Work to do → Reproduce every entry exactly and leave its pictures out.
— BEGIN Exercise inputs —
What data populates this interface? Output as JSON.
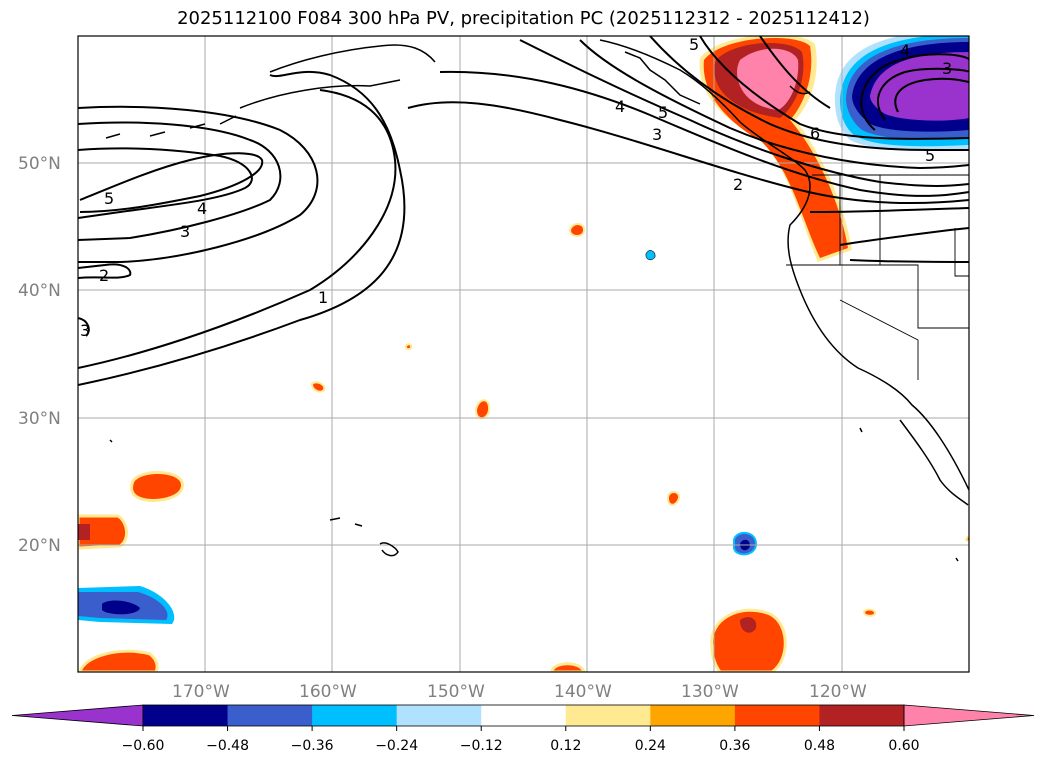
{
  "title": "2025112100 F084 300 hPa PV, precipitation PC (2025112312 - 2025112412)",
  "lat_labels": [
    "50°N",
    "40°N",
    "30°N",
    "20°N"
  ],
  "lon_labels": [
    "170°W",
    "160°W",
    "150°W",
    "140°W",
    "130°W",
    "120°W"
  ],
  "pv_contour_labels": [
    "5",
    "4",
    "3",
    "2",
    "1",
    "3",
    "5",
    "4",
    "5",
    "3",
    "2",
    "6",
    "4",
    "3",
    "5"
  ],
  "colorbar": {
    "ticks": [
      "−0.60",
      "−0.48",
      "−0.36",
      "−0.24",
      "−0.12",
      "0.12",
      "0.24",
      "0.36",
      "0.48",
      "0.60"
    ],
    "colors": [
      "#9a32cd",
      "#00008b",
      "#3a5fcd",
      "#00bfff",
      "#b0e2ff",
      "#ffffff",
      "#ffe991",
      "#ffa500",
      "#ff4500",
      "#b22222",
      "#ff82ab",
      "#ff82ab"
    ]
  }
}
— END Exercise inputs —
Written answer →
What data populates this interface? Output as JSON.
{
  "title": "2025112100 F084 300 hPa PV, precipitation PC (2025112312 - 2025112412)",
  "lat_labels": [
    "50°N",
    "40°N",
    "30°N",
    "20°N"
  ],
  "lon_labels": [
    "170°W",
    "160°W",
    "150°W",
    "140°W",
    "130°W",
    "120°W"
  ],
  "pv_contour_labels": [
    "5",
    "4",
    "3",
    "2",
    "1",
    "3",
    "5",
    "4",
    "5",
    "3",
    "2",
    "6",
    "4",
    "3",
    "5"
  ],
  "colorbar": {
    "ticks": [
      "−0.60",
      "−0.48",
      "−0.36",
      "−0.24",
      "−0.12",
      "0.12",
      "0.24",
      "0.36",
      "0.48",
      "0.60"
    ],
    "colors": [
      "#9a32cd",
      "#00008b",
      "#3a5fcd",
      "#00bfff",
      "#b0e2ff",
      "#ffffff",
      "#ffe991",
      "#ffa500",
      "#ff4500",
      "#b22222",
      "#ff82ab",
      "#ff82ab"
    ]
  }
}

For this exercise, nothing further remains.